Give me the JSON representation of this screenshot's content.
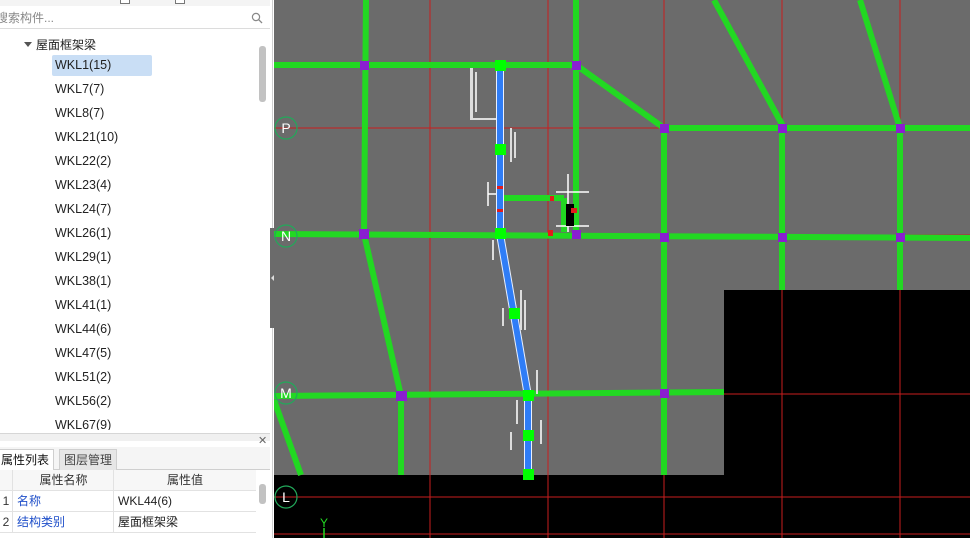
{
  "search": {
    "placeholder": "搜索构件..."
  },
  "tree": {
    "group_label": "屋面框架梁",
    "items": [
      {
        "label": "WKL1(15)"
      },
      {
        "label": "WKL7(7)"
      },
      {
        "label": "WKL8(7)"
      },
      {
        "label": "WKL21(10)"
      },
      {
        "label": "WKL22(2)"
      },
      {
        "label": "WKL23(4)"
      },
      {
        "label": "WKL24(7)"
      },
      {
        "label": "WKL26(1)"
      },
      {
        "label": "WKL29(1)"
      },
      {
        "label": "WKL38(1)"
      },
      {
        "label": "WKL41(1)"
      },
      {
        "label": "WKL44(6)"
      },
      {
        "label": "WKL47(5)"
      },
      {
        "label": "WKL51(2)"
      },
      {
        "label": "WKL56(2)"
      },
      {
        "label": "WKL67(9)"
      }
    ],
    "selected_index": 0
  },
  "tabs": {
    "properties": "属性列表",
    "layers": "图层管理"
  },
  "properties": {
    "header_name": "属性名称",
    "header_value": "属性值",
    "rows": [
      {
        "index": "1",
        "name": "名称",
        "value": "WKL44(6)"
      },
      {
        "index": "2",
        "name": "结构类别",
        "value": "屋面框架梁"
      }
    ]
  },
  "canvas": {
    "axes": {
      "p": "P",
      "n": "N",
      "m": "M",
      "l": "L",
      "y": "Y"
    },
    "colors": {
      "background": "#000000",
      "slab": "#6b6b6b",
      "beam": "#22d822",
      "selected_beam": "#2f7df6",
      "grid_line": "#c81e1e",
      "column": "#8a1fd0",
      "node": "#00ff00"
    }
  }
}
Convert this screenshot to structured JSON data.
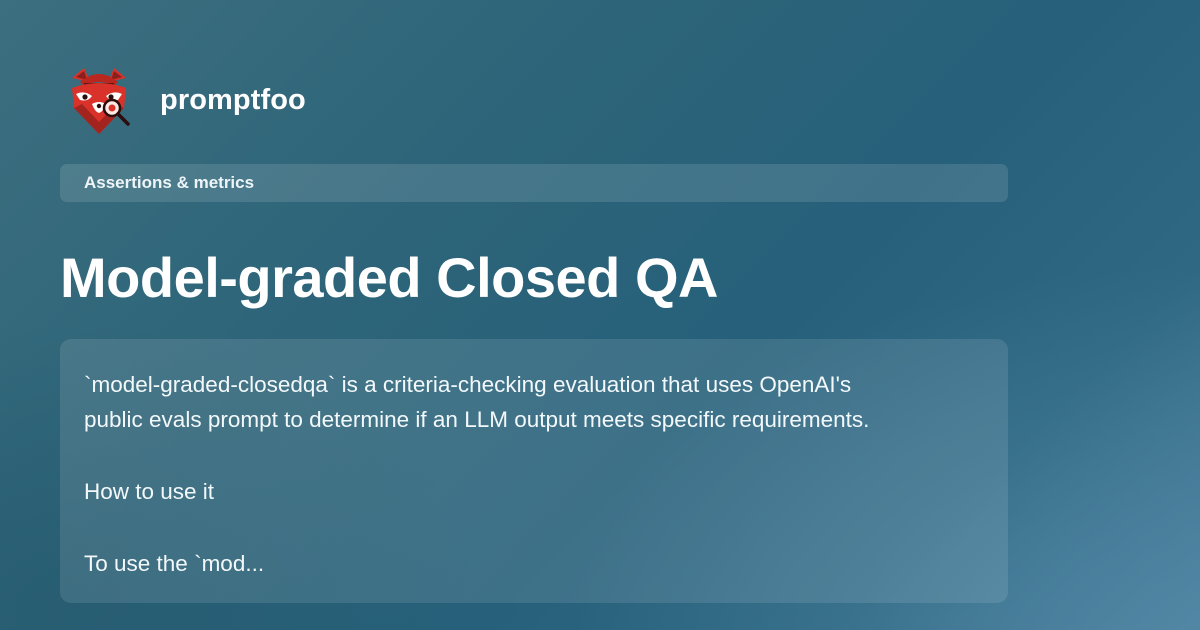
{
  "brand": {
    "name": "promptfoo",
    "logo_icon": "red-panda-detective-logo-icon"
  },
  "category": {
    "label": "Assertions & metrics"
  },
  "page": {
    "title": "Model-graded Closed QA"
  },
  "description": {
    "lines": [
      "`model-graded-closedqa` is a criteria-checking evaluation that uses OpenAI's",
      "public evals prompt to determine if an LLM output meets specific requirements.",
      "How to use it",
      "To use the `mod..."
    ]
  },
  "colors": {
    "background_start": "#3c6f7f",
    "background_mid": "#26607a",
    "background_end": "#4b7f9b",
    "logo_red": "#d8322a",
    "logo_dark_red": "#8a1f1c",
    "text": "#ffffff"
  }
}
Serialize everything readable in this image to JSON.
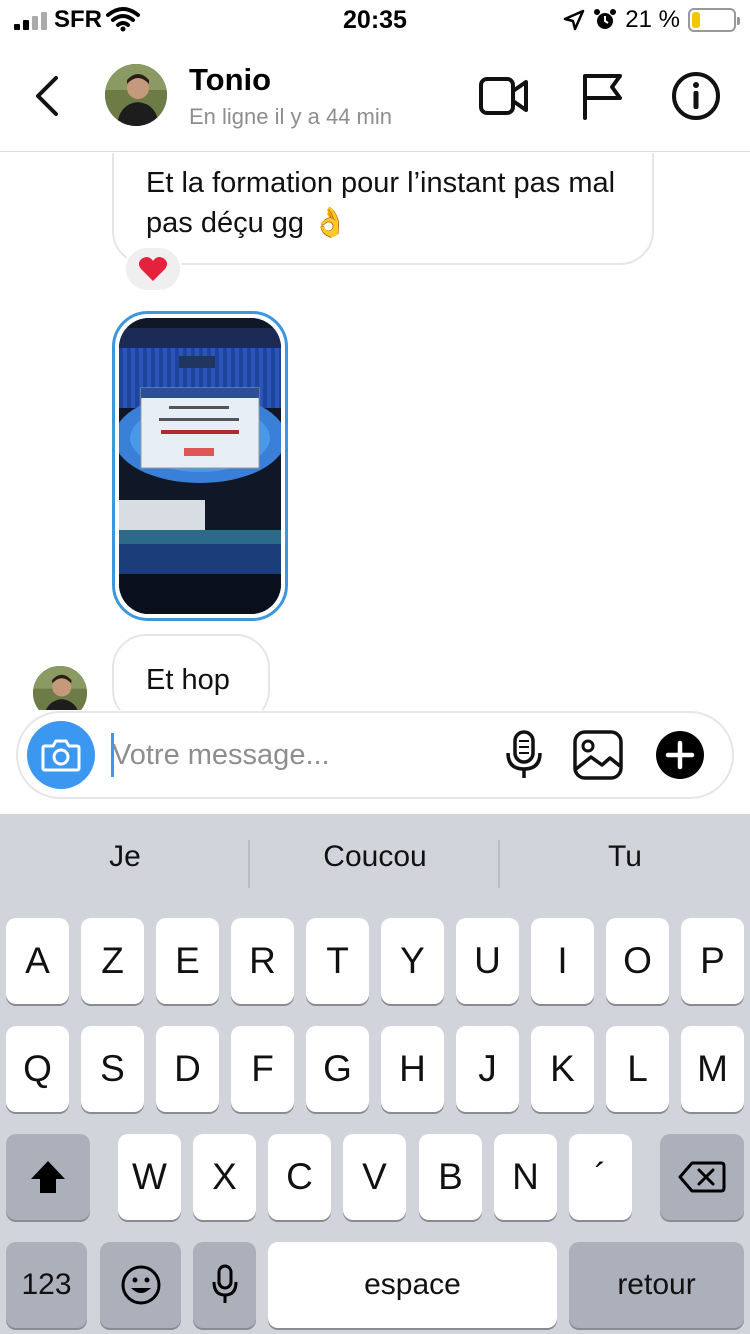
{
  "status_bar": {
    "carrier": "SFR",
    "time": "20:35",
    "battery_percent": "21 %",
    "battery_level": 0.21,
    "icons": [
      "signal-icon",
      "wifi-icon",
      "location-icon",
      "alarm-icon",
      "battery-icon"
    ]
  },
  "header": {
    "contact_name": "Tonio",
    "contact_status": "En ligne il y a 44 min",
    "icons": [
      "back-icon",
      "video-call-icon",
      "flag-icon",
      "info-icon"
    ]
  },
  "messages": [
    {
      "type": "text",
      "text": "Et la formation pour l’instant pas mal pas déçu gg 👌",
      "reaction": "❤️"
    },
    {
      "type": "image",
      "description_icon": "screenshot-thumbnail"
    },
    {
      "type": "text",
      "text": "Et hop"
    }
  ],
  "composer": {
    "placeholder": "Votre message...",
    "icons": [
      "camera-icon",
      "microphone-icon",
      "gallery-icon",
      "plus-icon"
    ]
  },
  "keyboard": {
    "suggestions": [
      "Je",
      "Coucou",
      "Tu"
    ],
    "row1": [
      "A",
      "Z",
      "E",
      "R",
      "T",
      "Y",
      "U",
      "I",
      "O",
      "P"
    ],
    "row2": [
      "Q",
      "S",
      "D",
      "F",
      "G",
      "H",
      "J",
      "K",
      "L",
      "M"
    ],
    "row3": [
      "W",
      "X",
      "C",
      "V",
      "B",
      "N",
      "´"
    ],
    "numbers_key": "123",
    "space_key": "espace",
    "return_key": "retour"
  },
  "colors": {
    "accent": "#3b97f0",
    "battery": "#f2c700",
    "keyboard_bg": "#d1d4da",
    "reaction_bg": "#efefef"
  }
}
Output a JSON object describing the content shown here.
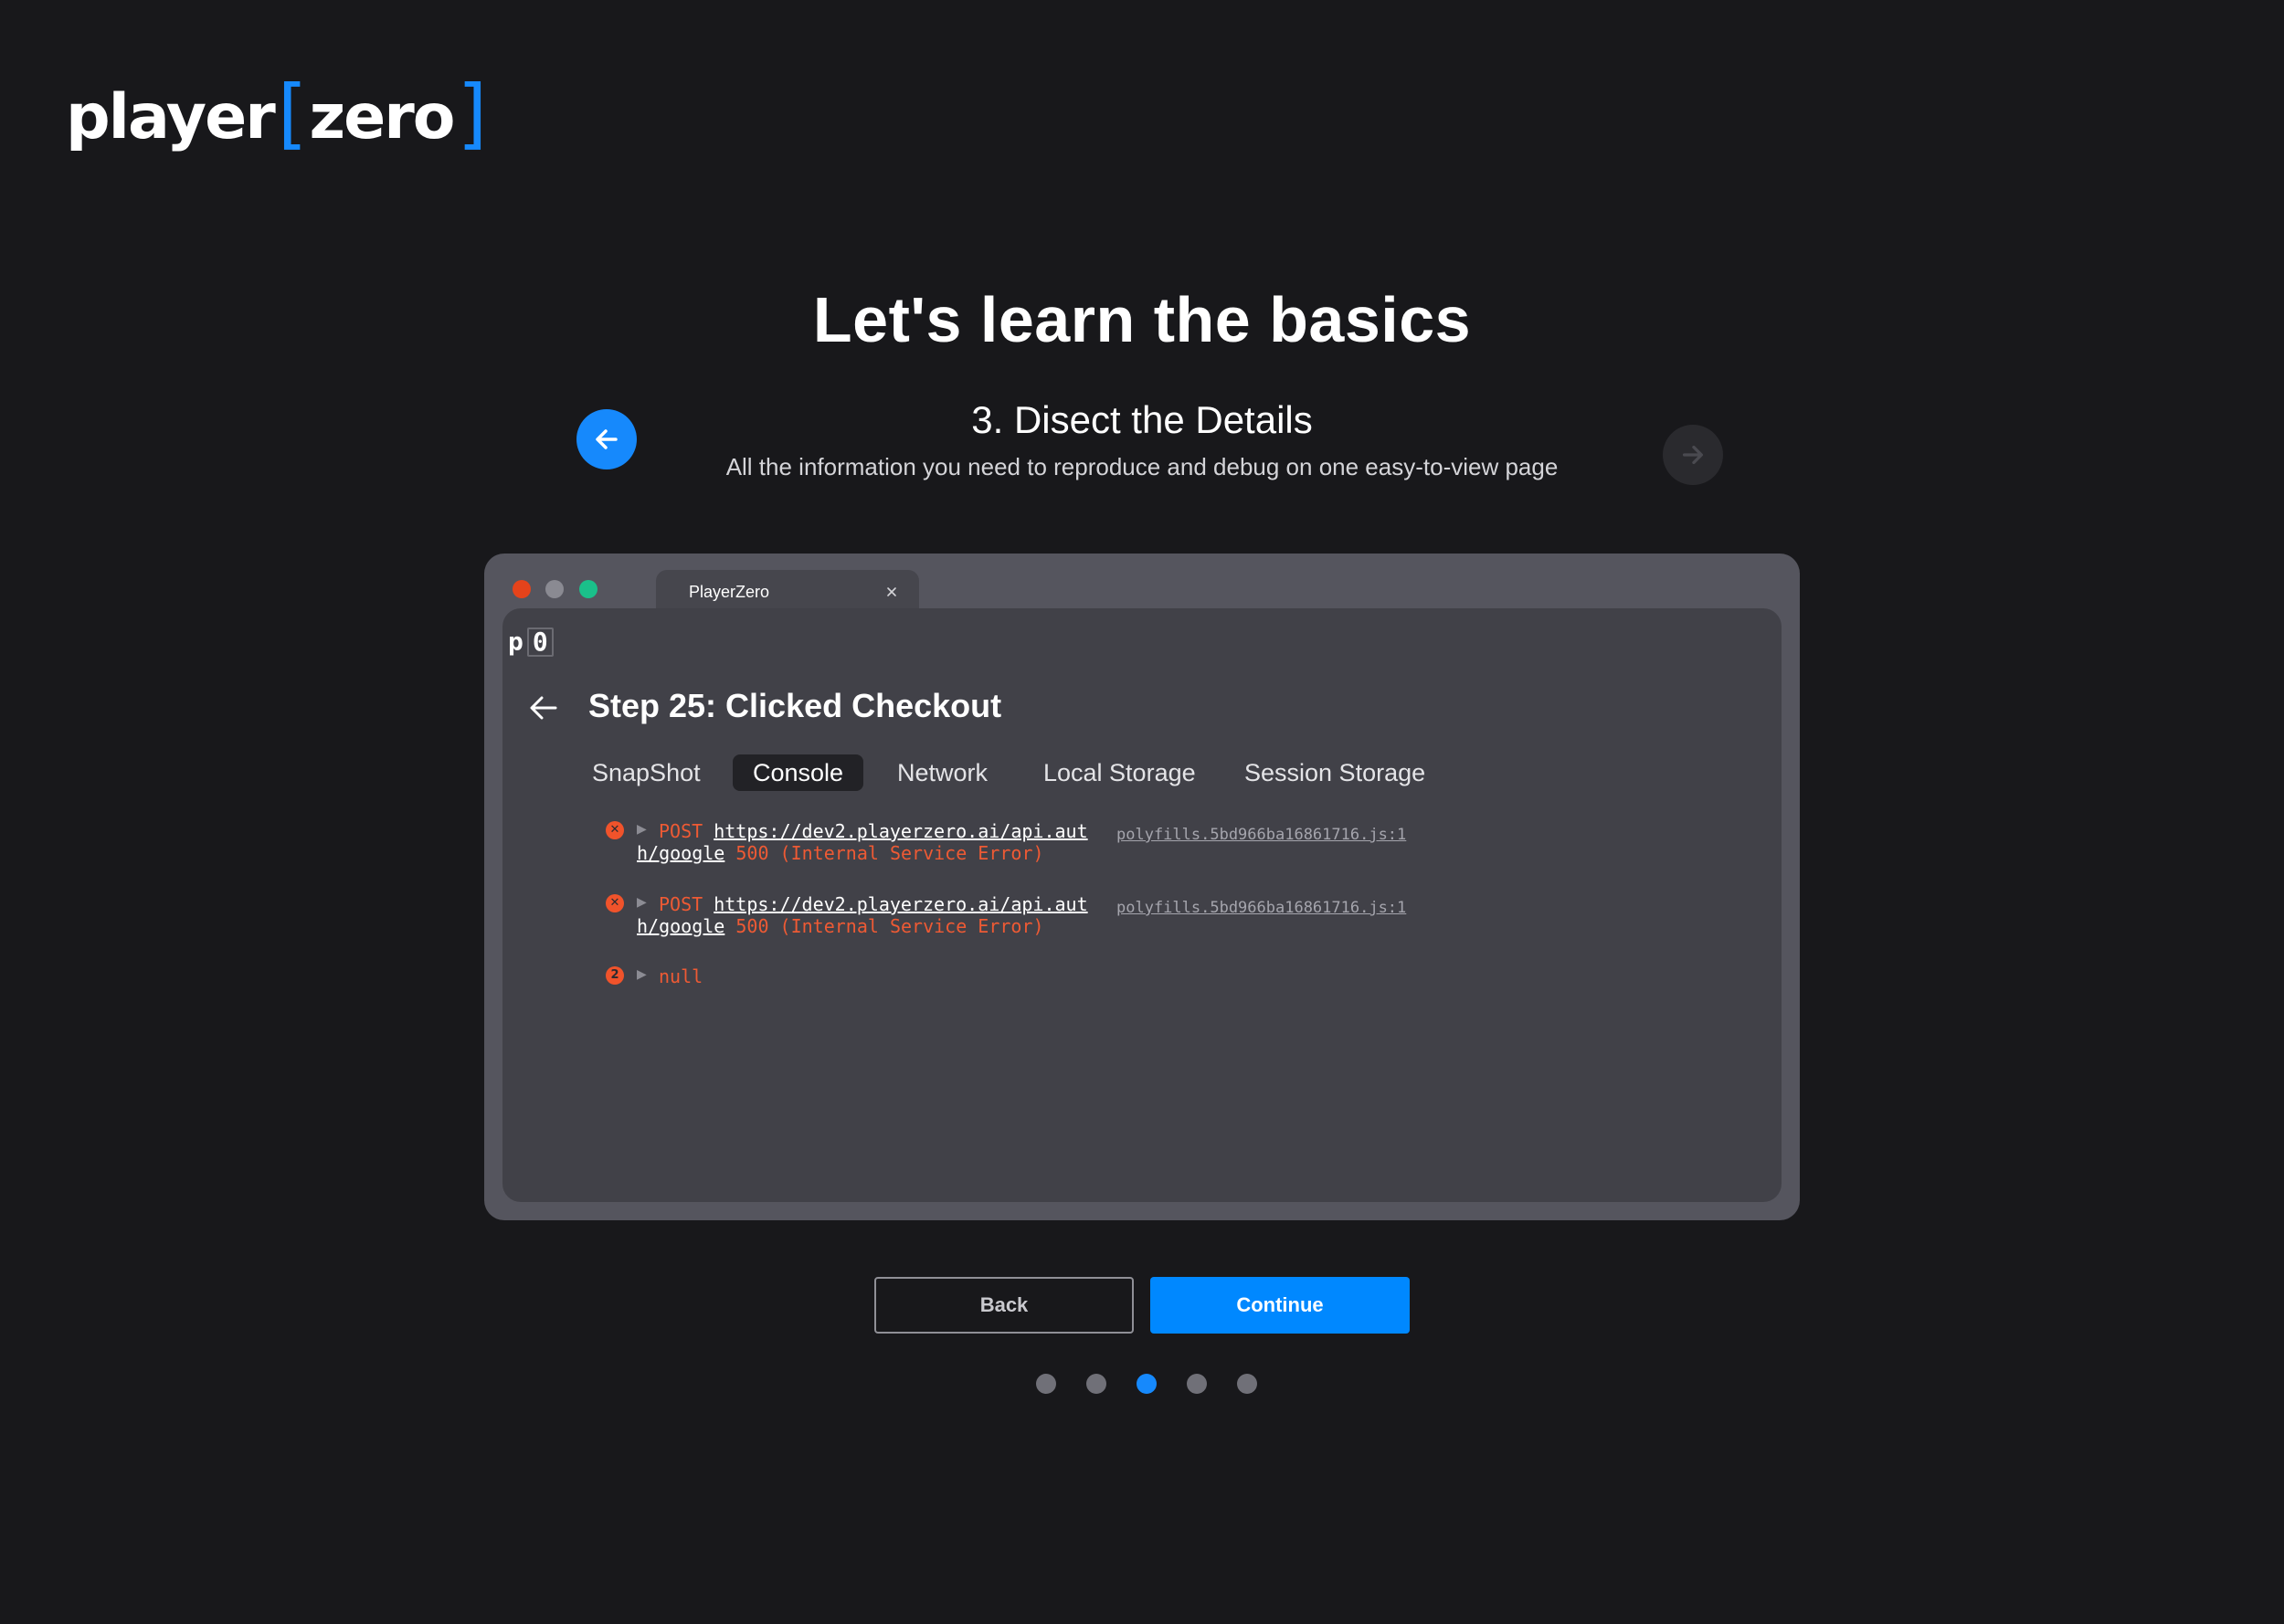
{
  "brand": {
    "logo_left": "player",
    "logo_right": "zero",
    "accent_color": "#1689fc"
  },
  "onboarding": {
    "title": "Let's learn the basics",
    "step_title": "3. Disect the Details",
    "step_subtitle": "All the information you need to reproduce and debug on one easy-to-view page",
    "prev_icon": "arrow-left-icon",
    "next_icon": "arrow-right-icon"
  },
  "browser": {
    "tab_label": "PlayerZero",
    "mini_logo_left": "p",
    "mini_logo_right": "0",
    "detail_title": "Step 25: Clicked Checkout",
    "tabs": [
      {
        "label": "SnapShot",
        "active": false
      },
      {
        "label": "Console",
        "active": true
      },
      {
        "label": "Network",
        "active": false
      },
      {
        "label": "Local Storage",
        "active": false
      },
      {
        "label": "Session Storage",
        "active": false
      }
    ],
    "console": [
      {
        "method": "POST",
        "url_part1": "https://dev2.playerzero.ai/api.aut",
        "url_part2": "h/google",
        "status": "500 (Internal Service Error)",
        "source": "polyfills.5bd966ba16861716.js:1"
      },
      {
        "method": "POST",
        "url_part1": "https://dev2.playerzero.ai/api.aut",
        "url_part2": "h/google",
        "status": "500 (Internal Service Error)",
        "source": "polyfills.5bd966ba16861716.js:1"
      },
      {
        "count": "2",
        "value": "null"
      }
    ]
  },
  "actions": {
    "back_label": "Back",
    "continue_label": "Continue"
  },
  "pagination": {
    "total": 5,
    "current": 3
  }
}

++++++++++++++++++++

[STATED TASK]:
Copy each line of the listing that holds the word "text".

[THE RESULT]:
    "text": "#ffffff"
      "type": "text",
      "text": "Et la formation pour l’instant pas mal pas déçu gg 👌",
      "type": "text",
      "text": "Et hop"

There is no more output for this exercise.